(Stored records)
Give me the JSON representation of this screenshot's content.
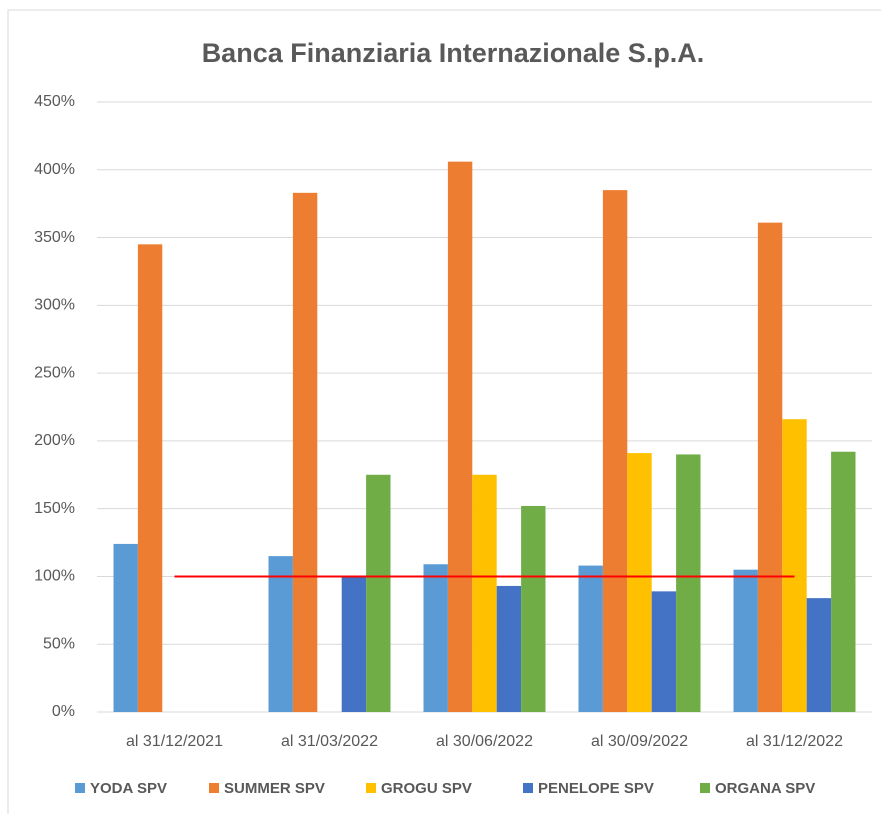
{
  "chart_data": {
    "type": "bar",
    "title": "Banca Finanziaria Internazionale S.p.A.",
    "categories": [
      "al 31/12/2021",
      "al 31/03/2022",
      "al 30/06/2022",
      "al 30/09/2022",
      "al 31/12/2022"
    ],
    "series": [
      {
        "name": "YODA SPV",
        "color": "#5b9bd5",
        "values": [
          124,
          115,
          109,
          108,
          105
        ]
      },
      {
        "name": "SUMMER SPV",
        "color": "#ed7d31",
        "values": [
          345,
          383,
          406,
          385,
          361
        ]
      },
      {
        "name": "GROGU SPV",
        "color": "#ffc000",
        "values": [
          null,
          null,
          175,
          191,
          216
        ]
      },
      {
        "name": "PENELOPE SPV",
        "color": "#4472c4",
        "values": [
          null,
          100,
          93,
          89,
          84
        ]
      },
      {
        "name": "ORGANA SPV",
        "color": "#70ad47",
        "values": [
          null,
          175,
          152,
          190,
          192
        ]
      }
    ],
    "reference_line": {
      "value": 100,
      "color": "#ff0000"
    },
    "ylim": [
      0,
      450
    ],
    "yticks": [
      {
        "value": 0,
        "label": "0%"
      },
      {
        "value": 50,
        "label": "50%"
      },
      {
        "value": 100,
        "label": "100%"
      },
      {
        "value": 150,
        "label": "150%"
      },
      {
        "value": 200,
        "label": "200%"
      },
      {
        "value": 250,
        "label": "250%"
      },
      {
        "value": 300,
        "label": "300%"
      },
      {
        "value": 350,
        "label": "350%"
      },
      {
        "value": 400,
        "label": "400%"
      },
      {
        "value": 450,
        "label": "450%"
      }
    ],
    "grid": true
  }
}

(Given problem):
Of the lines above, how many hold the string "color"? Answer with only the number.

(Finished exercise):
6